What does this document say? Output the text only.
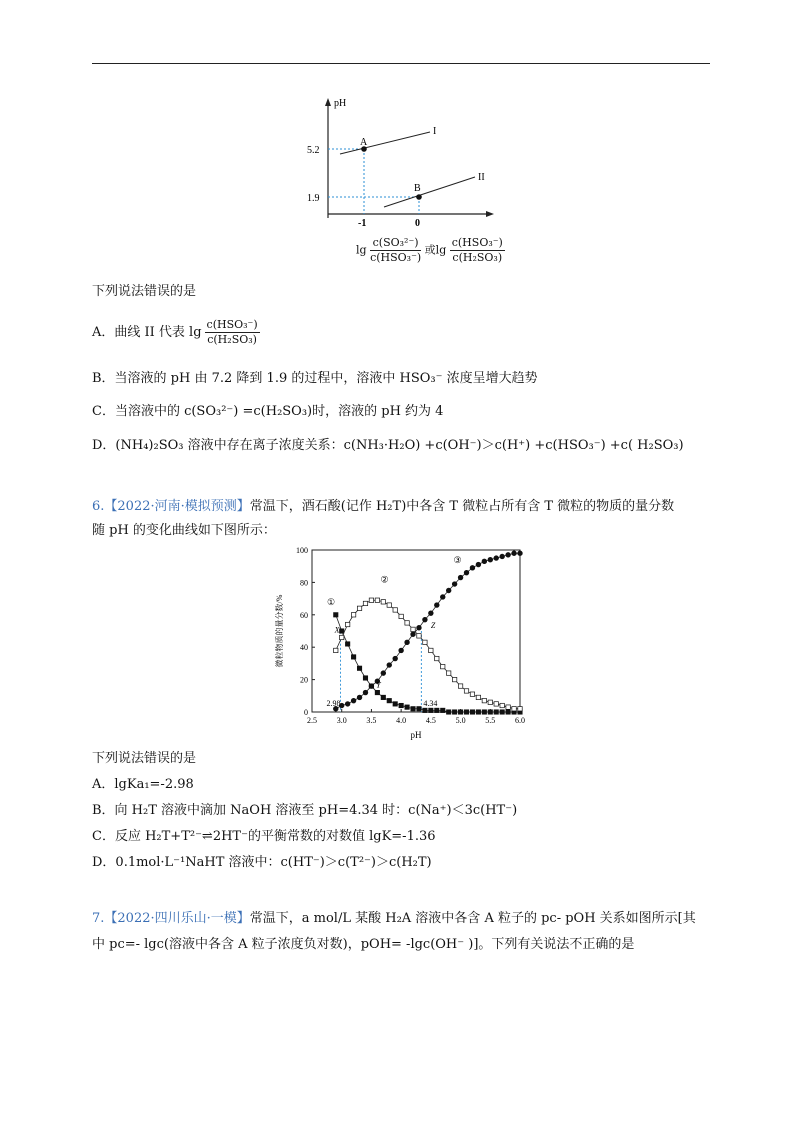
pH
A
B
I
II
5.2
1.9
-1	0
$\lg \frac{\text{c(SO₃²⁻)}}{\text{c(HSO₃⁻)}}$ 或$\lg \frac{\text{c(HSO₃⁻)}}{\text{c(H₂SO₃)}}$
下列说法错误的是
A．曲线 II 代表 $\lg \frac{\text{c(HSO₃⁻)}}{\text{c(H₂SO₃)}}$
B．当溶液的 pH 由 7.2 降到 1.9 的过程中，溶液中 HSO₃⁻ 浓度呈增大趋势
C．当溶液中的 c(SO₃²⁻) =c(H₂SO₃)时，溶液的 pH 约为 4
D．(NH₄)₂SO₃ 溶液中存在离子浓度关系：c(NH₃·H₂O) +c(OH⁻)＞c(H⁺) +c(HSO₃⁻) +c( H₂SO₃)
6.【2022·河南·模拟预测】常温下，酒石酸(记作 H₂T)中各含 T 微粒占所有含 T 微粒的物质的量分数
随 pH 的变化曲线如下图所示：
2.5 3.0 3.5 4.0 4.5 5.0 5.5 6.0
0
20
40
60
80
100
pH
微粒物质的量分数/%
2.98	4.34
①
②
③
X
Y
Z
下列说法错误的是
A．lgKa₁=-2.98
B．向 H₂T 溶液中滴加 NaOH 溶液至 pH=4.34 时：c(Na⁺)＜3c(HT⁻)
C．反应 H₂T+T²⁻⇌2HT⁻的平衡常数的对数值 lgK=-1.36
D．0.1mol·L⁻¹NaHT 溶液中：c(HT⁻)＞c(T²⁻)＞c(H₂T)
7.【2022·四川乐山·一模】常温下，a mol/L 某酸 H₂A 溶液中各含 A 粒子的 pc- pOH 关系如图所示[其
中 pc=- lgc(溶液中各含 A 粒子浓度负对数)，pOH= -lgc(OH⁻ )]。下列有关说法不正确的是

::::::::

> Written request
Pull out every line holding "text" from the records above, and copy it.

> Solution
What does this document say? Output the text only.
$\lg \frac{\text{c(SO₃²⁻)}}{\text{c(HSO₃⁻)}}$ 或$\lg \frac{\text{c(HSO₃⁻)}}{\text{c(H₂SO₃)}}$
A．曲线 II 代表 $\lg \frac{\text{c(HSO₃⁻)}}{\text{c(H₂SO₃)}}$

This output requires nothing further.